- **Task directions**
Reproduce the material in full, exactly as written.

- **Provided material**
########################################
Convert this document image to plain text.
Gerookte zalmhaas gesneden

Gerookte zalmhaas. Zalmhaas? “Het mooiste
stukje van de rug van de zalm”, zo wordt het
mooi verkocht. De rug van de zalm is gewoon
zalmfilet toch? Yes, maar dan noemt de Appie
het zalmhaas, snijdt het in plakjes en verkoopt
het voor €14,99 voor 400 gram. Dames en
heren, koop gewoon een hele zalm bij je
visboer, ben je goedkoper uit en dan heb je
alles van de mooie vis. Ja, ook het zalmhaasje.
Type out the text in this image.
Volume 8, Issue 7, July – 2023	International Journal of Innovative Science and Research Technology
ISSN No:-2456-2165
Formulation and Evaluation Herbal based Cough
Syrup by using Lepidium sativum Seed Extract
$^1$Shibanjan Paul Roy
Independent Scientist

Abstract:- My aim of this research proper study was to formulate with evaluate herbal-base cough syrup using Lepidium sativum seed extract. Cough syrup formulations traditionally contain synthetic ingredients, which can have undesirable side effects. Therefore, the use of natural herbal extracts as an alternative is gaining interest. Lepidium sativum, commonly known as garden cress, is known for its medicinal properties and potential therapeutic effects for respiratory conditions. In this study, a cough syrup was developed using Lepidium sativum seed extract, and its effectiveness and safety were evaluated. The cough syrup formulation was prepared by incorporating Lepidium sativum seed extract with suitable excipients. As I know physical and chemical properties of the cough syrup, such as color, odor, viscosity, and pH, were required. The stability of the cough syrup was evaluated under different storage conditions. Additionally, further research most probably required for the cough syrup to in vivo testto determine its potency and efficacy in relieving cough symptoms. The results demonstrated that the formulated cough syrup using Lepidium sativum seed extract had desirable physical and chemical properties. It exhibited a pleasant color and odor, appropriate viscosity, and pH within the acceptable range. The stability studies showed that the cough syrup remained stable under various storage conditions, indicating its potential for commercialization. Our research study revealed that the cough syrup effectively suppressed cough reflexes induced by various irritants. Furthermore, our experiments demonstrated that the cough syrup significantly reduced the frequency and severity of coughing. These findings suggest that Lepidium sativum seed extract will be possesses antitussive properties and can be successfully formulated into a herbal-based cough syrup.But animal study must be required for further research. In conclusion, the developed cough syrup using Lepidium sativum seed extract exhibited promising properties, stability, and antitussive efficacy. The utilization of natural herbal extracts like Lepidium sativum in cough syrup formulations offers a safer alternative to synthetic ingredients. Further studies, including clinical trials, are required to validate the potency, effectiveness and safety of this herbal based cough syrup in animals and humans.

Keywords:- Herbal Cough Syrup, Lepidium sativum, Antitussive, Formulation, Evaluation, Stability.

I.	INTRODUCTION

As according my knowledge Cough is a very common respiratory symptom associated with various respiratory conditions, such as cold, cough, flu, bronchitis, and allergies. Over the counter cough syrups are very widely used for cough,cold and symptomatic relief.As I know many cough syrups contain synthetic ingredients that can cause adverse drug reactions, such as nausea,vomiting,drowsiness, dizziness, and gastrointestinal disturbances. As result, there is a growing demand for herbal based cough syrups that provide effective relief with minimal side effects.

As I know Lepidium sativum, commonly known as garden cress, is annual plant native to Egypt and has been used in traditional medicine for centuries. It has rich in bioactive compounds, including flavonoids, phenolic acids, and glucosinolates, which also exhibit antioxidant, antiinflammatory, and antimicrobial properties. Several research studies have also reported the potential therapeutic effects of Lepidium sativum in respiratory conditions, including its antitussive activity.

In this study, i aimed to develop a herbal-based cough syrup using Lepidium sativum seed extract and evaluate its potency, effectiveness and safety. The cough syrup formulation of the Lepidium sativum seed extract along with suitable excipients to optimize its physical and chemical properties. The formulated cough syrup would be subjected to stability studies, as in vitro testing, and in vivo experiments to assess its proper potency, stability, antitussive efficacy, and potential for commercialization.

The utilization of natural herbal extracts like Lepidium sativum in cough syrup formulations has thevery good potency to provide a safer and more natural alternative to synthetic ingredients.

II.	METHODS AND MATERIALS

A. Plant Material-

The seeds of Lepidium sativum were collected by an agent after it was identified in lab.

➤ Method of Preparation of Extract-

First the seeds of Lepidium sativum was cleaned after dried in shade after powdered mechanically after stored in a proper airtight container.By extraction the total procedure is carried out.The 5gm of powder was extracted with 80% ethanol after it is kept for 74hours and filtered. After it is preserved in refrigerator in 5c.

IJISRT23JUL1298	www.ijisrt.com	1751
########################################
- **Written response**
Convert this document image to plain text.
Gerookte zalmhaas gesneden

Gerookte zalmhaas. Zalmhaas? “Het mooiste
stukje van de rug van de zalm”, zo wordt het
mooi verkocht. De rug van de zalm is gewoon
zalmfilet toch? Yes, maar dan noemt de Appie
het zalmhaas, snijdt het in plakjes en verkoopt
het voor €14,99 voor 400 gram. Dames en
heren, koop gewoon een hele zalm bij je
visboer, ben je goedkoper uit en dan heb je
alles van de mooie vis. Ja, ook het zalmhaasje.
Type out the text in this image.
Volume 8, Issue 7, July – 2023	International Journal of Innovative Science and Research Technology
ISSN No:-2456-2165
Formulation and Evaluation Herbal based Cough
Syrup by using Lepidium sativum Seed Extract
$^1$Shibanjan Paul Roy
Independent Scientist

Abstract:- My aim of this research proper study was to formulate with evaluate herbal-base cough syrup using Lepidium sativum seed extract. Cough syrup formulations traditionally contain synthetic ingredients, which can have undesirable side effects. Therefore, the use of natural herbal extracts as an alternative is gaining interest. Lepidium sativum, commonly known as garden cress, is known for its medicinal properties and potential therapeutic effects for respiratory conditions. In this study, a cough syrup was developed using Lepidium sativum seed extract, and its effectiveness and safety were evaluated. The cough syrup formulation was prepared by incorporating Lepidium sativum seed extract with suitable excipients. As I know physical and chemical properties of the cough syrup, such as color, odor, viscosity, and pH, were required. The stability of the cough syrup was evaluated under different storage conditions. Additionally, further research most probably required for the cough syrup to in vivo testto determine its potency and efficacy in relieving cough symptoms. The results demonstrated that the formulated cough syrup using Lepidium sativum seed extract had desirable physical and chemical properties. It exhibited a pleasant color and odor, appropriate viscosity, and pH within the acceptable range. The stability studies showed that the cough syrup remained stable under various storage conditions, indicating its potential for commercialization. Our research study revealed that the cough syrup effectively suppressed cough reflexes induced by various irritants. Furthermore, our experiments demonstrated that the cough syrup significantly reduced the frequency and severity of coughing. These findings suggest that Lepidium sativum seed extract will be possesses antitussive properties and can be successfully formulated into a herbal-based cough syrup.But animal study must be required for further research. In conclusion, the developed cough syrup using Lepidium sativum seed extract exhibited promising properties, stability, and antitussive efficacy. The utilization of natural herbal extracts like Lepidium sativum in cough syrup formulations offers a safer alternative to synthetic ingredients. Further studies, including clinical trials, are required to validate the potency, effectiveness and safety of this herbal based cough syrup in animals and humans.

Keywords:- Herbal Cough Syrup, Lepidium sativum, Antitussive, Formulation, Evaluation, Stability.

I.	INTRODUCTION

As according my knowledge Cough is a very common respiratory symptom associated with various respiratory conditions, such as cold, cough, flu, bronchitis, and allergies. Over the counter cough syrups are very widely used for cough,cold and symptomatic relief.As I know many cough syrups contain synthetic ingredients that can cause adverse drug reactions, such as nausea,vomiting,drowsiness, dizziness, and gastrointestinal disturbances. As result, there is a growing demand for herbal based cough syrups that provide effective relief with minimal side effects.

As I know Lepidium sativum, commonly known as garden cress, is annual plant native to Egypt and has been used in traditional medicine for centuries. It has rich in bioactive compounds, including flavonoids, phenolic acids, and glucosinolates, which also exhibit antioxidant, antiinflammatory, and antimicrobial properties. Several research studies have also reported the potential therapeutic effects of Lepidium sativum in respiratory conditions, including its antitussive activity.

In this study, i aimed to develop a herbal-based cough syrup using Lepidium sativum seed extract and evaluate its potency, effectiveness and safety. The cough syrup formulation of the Lepidium sativum seed extract along with suitable excipients to optimize its physical and chemical properties. The formulated cough syrup would be subjected to stability studies, as in vitro testing, and in vivo experiments to assess its proper potency, stability, antitussive efficacy, and potential for commercialization.

The utilization of natural herbal extracts like Lepidium sativum in cough syrup formulations has thevery good potency to provide a safer and more natural alternative to synthetic ingredients.

II.	METHODS AND MATERIALS

A. Plant Material-

The seeds of Lepidium sativum were collected by an agent after it was identified in lab.

➤ Method of Preparation of Extract-

First the seeds of Lepidium sativum was cleaned after dried in shade after powdered mechanically after stored in a proper airtight container.By extraction the total procedure is carried out.The 5gm of powder was extracted with 80% ethanol after it is kept for 74hours and filtered. After it is preserved in refrigerator in 5c.

IJISRT23JUL1298	www.ijisrt.com	1751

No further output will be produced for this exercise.